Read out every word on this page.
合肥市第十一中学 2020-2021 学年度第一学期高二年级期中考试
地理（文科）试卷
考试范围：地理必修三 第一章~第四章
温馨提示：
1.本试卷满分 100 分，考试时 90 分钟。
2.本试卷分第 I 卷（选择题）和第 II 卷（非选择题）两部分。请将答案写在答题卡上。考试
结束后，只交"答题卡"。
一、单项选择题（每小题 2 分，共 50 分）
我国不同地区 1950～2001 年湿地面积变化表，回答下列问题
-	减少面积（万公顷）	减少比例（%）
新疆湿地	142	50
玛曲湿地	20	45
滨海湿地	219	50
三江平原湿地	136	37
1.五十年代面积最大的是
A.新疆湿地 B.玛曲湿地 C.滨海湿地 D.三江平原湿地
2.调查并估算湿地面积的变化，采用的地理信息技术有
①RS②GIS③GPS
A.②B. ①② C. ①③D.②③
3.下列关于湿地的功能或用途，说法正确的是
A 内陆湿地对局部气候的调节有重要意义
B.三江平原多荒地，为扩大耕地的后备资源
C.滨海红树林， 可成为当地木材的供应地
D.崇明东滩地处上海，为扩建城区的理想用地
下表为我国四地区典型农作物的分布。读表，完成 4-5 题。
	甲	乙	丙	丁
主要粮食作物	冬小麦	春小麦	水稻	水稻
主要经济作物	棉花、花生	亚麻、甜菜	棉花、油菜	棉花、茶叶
------------------------------------
### Goal of the exercise
Reproduce all the records precisely.

### Task response
Read out every word on this page.
合肥市第十一中学 2020-2021 学年度第一学期高二年级期中考试
地理（文科）试卷
考试范围：地理必修三 第一章~第四章
温馨提示：
1.本试卷满分 100 分，考试时 90 分钟。
2.本试卷分第 I 卷（选择题）和第 II 卷（非选择题）两部分。请将答案写在答题卡上。考试
结束后，只交"答题卡"。
一、单项选择题（每小题 2 分，共 50 分）
我国不同地区 1950～2001 年湿地面积变化表，回答下列问题
-	减少面积（万公顷）	减少比例（%）
新疆湿地	142	50
玛曲湿地	20	45
滨海湿地	219	50
三江平原湿地	136	37
1.五十年代面积最大的是
A.新疆湿地 B.玛曲湿地 C.滨海湿地 D.三江平原湿地
2.调查并估算湿地面积的变化，采用的地理信息技术有
①RS②GIS③GPS
A.②B. ①② C. ①③D.②③
3.下列关于湿地的功能或用途，说法正确的是
A 内陆湿地对局部气候的调节有重要意义
B.三江平原多荒地，为扩大耕地的后备资源
C.滨海红树林， 可成为当地木材的供应地
D.崇明东滩地处上海，为扩建城区的理想用地
下表为我国四地区典型农作物的分布。读表，完成 4-5 题。
	甲	乙	丙	丁
主要粮食作物	冬小麦	春小麦	水稻	水稻
主要经济作物	棉花、花生	亚麻、甜菜	棉花、油菜	棉花、茶叶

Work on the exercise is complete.